-- OBJECTIVE --
Copy out each line below that has the word "different" in it.

-- INPUT MATERIAL --
------------------------------------

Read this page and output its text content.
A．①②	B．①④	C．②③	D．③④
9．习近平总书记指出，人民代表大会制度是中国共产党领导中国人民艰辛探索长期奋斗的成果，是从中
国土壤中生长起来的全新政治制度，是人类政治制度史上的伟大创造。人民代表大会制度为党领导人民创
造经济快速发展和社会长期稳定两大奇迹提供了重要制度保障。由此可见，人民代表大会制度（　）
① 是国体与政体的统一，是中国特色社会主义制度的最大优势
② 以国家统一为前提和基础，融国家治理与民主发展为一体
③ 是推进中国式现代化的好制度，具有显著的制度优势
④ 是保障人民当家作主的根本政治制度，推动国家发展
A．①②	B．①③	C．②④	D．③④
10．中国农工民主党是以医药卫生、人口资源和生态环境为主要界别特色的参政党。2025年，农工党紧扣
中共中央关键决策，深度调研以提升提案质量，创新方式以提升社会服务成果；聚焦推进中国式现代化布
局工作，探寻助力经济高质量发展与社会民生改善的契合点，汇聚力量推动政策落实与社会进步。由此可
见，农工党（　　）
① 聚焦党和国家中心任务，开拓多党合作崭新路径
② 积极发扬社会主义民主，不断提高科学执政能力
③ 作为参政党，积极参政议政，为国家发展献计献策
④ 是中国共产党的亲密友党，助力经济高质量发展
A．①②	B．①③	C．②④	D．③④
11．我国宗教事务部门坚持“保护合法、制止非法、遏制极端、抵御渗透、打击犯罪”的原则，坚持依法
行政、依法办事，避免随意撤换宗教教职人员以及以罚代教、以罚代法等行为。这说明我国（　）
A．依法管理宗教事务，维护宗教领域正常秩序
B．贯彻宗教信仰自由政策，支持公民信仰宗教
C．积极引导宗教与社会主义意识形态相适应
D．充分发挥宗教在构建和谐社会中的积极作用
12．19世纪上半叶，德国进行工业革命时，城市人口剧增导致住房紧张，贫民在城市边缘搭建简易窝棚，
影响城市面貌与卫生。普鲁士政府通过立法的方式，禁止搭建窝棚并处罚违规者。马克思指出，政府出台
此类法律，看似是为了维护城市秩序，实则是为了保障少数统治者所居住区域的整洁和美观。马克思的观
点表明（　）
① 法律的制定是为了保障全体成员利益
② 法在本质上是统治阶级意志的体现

------------------------------------

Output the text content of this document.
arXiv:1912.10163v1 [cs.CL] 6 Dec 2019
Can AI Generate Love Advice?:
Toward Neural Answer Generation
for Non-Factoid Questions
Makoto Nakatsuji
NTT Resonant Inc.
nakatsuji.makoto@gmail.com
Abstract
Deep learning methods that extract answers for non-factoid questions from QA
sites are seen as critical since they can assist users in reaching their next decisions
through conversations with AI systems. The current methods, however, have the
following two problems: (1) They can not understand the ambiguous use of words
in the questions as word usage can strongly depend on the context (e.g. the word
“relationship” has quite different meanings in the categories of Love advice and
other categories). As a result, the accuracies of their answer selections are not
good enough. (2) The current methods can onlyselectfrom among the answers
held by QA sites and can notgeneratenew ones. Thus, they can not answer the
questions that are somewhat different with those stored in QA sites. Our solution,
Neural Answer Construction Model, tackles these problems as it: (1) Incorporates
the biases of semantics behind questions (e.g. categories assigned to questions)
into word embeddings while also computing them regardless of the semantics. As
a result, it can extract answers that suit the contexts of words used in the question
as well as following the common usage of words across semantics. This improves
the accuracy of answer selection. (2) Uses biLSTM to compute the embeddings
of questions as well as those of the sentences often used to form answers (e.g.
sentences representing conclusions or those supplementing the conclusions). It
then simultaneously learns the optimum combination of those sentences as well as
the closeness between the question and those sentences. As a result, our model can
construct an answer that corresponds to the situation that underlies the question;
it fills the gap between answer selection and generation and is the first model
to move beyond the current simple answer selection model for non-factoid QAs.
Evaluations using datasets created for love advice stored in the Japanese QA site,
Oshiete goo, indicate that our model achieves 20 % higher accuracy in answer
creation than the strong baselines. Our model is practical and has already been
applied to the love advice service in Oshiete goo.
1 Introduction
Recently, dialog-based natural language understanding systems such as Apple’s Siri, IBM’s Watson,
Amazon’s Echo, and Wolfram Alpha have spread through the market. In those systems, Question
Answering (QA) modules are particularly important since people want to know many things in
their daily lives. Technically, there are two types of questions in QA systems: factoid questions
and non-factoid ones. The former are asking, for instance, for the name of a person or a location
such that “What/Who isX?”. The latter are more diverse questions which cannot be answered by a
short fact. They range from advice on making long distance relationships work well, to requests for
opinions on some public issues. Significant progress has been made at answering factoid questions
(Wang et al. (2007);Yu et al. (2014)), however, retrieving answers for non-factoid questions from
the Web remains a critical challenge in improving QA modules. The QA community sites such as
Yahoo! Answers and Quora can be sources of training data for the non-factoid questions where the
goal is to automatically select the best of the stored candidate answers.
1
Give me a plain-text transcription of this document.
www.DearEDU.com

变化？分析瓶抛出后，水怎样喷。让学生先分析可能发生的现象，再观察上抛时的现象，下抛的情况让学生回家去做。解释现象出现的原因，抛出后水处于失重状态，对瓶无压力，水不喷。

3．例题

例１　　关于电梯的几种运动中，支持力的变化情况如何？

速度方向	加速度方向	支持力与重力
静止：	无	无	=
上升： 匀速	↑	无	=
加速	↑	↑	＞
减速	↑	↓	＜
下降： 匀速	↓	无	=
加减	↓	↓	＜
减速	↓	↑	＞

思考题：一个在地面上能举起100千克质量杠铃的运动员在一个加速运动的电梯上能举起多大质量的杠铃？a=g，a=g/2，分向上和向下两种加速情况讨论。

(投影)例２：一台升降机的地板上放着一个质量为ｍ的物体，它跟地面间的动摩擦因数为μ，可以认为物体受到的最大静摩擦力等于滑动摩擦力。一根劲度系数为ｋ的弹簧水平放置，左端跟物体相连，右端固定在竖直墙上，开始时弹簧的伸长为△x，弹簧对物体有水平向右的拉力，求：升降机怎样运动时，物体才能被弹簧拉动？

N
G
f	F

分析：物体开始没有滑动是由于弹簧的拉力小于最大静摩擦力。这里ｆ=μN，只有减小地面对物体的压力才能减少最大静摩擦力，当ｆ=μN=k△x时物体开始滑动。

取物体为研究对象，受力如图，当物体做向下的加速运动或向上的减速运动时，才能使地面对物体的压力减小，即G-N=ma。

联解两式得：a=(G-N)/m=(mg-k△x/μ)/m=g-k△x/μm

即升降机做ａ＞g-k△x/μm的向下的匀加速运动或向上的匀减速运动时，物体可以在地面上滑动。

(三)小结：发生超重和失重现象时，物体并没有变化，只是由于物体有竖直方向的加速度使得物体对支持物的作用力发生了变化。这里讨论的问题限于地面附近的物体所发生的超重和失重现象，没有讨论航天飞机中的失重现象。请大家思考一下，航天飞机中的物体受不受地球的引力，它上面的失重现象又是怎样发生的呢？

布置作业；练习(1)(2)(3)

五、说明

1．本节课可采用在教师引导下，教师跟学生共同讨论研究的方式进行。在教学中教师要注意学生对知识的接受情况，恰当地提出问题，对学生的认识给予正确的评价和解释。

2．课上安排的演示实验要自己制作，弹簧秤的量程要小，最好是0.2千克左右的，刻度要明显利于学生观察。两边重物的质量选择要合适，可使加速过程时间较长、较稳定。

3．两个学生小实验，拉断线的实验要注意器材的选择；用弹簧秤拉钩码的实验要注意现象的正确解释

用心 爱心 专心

------------------------------------

-- TASK ANSWER --
“relationship” has quite different meanings in the categories of Love advice and
questions that are somewhat different with those stored in QA sites. Our solution,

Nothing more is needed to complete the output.